## Selected extract:

Saturday, April 17, 2010

Historians Try to Sell Brooklyn London Benjamin Franklin Bridge to U.S. Supreme Court - Part 6

Contradictions and Errors in the Pennsylvania History McDonald Amicus

The historians brief attempts to convince the Supreme Court Justices that their unanimous Heller case understanding that Section XIII of Pennsylvania's 1776 Declaration of Rights ("that the people have a right to bear arms") related to individual rights was in error.

"As the Heller majority and both dissents recognized, the 1776 Pennsylvania Constitution provides insight into the then-prevalent conception of the right to bear arms. . . . Three clauses of its [Pennsylvania's] Declaration of Rights in particular warrant attention, the first, eighth, and thirteenth, all of which deal with individual or collective self-defense:" [p.18]

The historians then quote the following from Pennsylvania's Declaration of Rights:

"I. THAT all men are born equally free and independent, and have certain natural, inherent and unalienable Rights, amongst which are the enjoying and defending life and liberty, acquiring, possessing and protecting property, and pursuing and obtaining happiness and safety.
VIII. THAT every member of society hath a right to be protected in the enjoyment of life, liberty and property, and therefore is bound to contribute his proportion towards the expence of that protection, and yield his personal service, when necessary, or an equivalent thereto . . . Nor can any man who is conscientiously scrupulous of bearing arms, be justly compelled thereto, if he will pay such equivalent.
XIII. THAT the people have a right to bear arms for the defence of themselves and the State; and as standing armies, in the time of peace, are dangerous to liberty, they ought not to be kept up: And that the military should be kept under strict subordination to, and governed by, the civil power." [pp.18-19]


The first assertion from the historians relating to the language they have quoted is as follows:

"This language reflects the Presbyterian complaints against the Quaker government’s perceived failure to provide for the common defense over the previous twenty years." [p.19]

The quoted language could not be a complaint against Pennsylvania's Quaker government for several reasons, the least of which is that Pennsylvania did not have a "Quaker government." The colony had a representative assembly, and Quakers, while a large minority, had not been the majority population in the colony for some time. Quakers were, however, able through political alliances to prevent the adoption of militia laws like those of the other colonies during the described period as well as throughout the prior colonial history when it was more directly under Quaker control. As a result, colonial Pennsylvania never required men to perform militia duties or obtain arms for such purposes, unlike the other American colonies that all passed militia laws in colonial times.

## Tasks:
1/ From the post on the Pennsylvania history amicus brief, print the stretch from "Contradictions and Errors" through "was in error.".
2/ According to the post on the Pennsylvania history amicus brief, what did colonial Pennsylvania never require men to do?

## Raw data:
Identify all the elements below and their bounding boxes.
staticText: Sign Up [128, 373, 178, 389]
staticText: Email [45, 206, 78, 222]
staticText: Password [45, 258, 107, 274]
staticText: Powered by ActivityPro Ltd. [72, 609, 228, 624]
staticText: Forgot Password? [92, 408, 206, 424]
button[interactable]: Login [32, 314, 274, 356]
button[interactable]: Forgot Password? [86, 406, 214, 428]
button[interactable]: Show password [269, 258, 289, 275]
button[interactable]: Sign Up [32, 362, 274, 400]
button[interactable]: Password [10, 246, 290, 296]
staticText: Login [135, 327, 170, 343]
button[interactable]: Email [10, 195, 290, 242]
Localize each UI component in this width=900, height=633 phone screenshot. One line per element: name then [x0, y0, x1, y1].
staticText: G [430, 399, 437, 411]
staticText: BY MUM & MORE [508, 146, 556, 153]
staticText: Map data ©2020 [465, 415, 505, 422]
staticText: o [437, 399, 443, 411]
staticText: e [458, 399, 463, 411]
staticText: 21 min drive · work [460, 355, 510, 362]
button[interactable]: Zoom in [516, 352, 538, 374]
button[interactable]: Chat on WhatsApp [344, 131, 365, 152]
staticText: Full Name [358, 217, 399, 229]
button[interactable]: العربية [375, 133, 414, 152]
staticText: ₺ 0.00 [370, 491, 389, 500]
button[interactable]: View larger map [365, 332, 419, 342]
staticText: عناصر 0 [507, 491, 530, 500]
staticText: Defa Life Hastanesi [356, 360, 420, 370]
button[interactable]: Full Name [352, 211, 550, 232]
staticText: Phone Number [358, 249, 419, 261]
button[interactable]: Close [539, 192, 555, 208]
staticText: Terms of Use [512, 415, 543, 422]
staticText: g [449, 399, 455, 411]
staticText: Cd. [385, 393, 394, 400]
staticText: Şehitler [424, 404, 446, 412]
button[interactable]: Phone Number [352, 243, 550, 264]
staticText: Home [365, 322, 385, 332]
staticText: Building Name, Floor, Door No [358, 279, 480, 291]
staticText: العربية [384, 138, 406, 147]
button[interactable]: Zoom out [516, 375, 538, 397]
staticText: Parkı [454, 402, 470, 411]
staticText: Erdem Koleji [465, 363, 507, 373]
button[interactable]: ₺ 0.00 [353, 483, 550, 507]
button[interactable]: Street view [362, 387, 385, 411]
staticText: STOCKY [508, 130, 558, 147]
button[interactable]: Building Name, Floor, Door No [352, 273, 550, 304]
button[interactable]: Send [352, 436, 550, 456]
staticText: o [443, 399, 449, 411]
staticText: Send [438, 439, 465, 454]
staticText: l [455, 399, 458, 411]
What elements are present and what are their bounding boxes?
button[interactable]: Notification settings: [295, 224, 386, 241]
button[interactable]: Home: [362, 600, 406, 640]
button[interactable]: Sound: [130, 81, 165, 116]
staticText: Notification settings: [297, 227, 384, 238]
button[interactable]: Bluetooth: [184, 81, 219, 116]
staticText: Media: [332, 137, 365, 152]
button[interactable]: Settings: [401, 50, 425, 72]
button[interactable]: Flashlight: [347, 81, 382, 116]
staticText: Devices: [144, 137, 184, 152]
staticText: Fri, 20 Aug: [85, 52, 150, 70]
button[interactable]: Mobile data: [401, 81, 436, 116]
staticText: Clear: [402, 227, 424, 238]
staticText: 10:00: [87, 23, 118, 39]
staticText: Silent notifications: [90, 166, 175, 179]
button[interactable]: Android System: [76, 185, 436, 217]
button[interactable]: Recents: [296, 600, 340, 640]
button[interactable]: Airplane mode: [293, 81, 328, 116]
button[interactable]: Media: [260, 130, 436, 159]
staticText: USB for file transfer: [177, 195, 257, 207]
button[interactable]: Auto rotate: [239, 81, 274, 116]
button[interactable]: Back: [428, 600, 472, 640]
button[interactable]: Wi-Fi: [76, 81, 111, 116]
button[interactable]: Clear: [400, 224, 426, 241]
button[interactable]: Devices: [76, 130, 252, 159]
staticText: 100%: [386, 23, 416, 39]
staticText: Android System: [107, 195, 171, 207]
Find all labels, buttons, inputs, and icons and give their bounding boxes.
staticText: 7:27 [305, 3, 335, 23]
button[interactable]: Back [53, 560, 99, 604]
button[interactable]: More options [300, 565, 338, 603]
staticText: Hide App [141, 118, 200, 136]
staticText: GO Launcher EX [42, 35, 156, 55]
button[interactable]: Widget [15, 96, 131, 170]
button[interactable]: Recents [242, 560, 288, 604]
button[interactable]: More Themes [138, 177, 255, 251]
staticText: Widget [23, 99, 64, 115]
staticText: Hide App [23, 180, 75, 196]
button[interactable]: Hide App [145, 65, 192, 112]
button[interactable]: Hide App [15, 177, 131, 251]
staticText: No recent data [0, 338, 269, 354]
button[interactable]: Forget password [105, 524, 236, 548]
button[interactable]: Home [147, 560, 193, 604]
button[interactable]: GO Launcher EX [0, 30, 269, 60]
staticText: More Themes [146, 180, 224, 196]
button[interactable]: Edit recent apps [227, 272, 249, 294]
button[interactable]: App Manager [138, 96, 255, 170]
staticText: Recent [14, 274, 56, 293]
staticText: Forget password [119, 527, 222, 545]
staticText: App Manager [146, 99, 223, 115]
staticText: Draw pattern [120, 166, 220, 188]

## Solution set:
1/
Contradictions and Errors in the Pennsylvania History McDonald Amicus

The historians brief attempts to convince the Supreme Court Justices that their unanimous Heller case understanding that Section XIII of Pennsylvania's 1776 Declaration of Rights ("that the people have a right to bear arms") related to individual rights was in error.

2/ Colonial Pennsylvania never required men to perform militia duties or obtain arms for such purposes.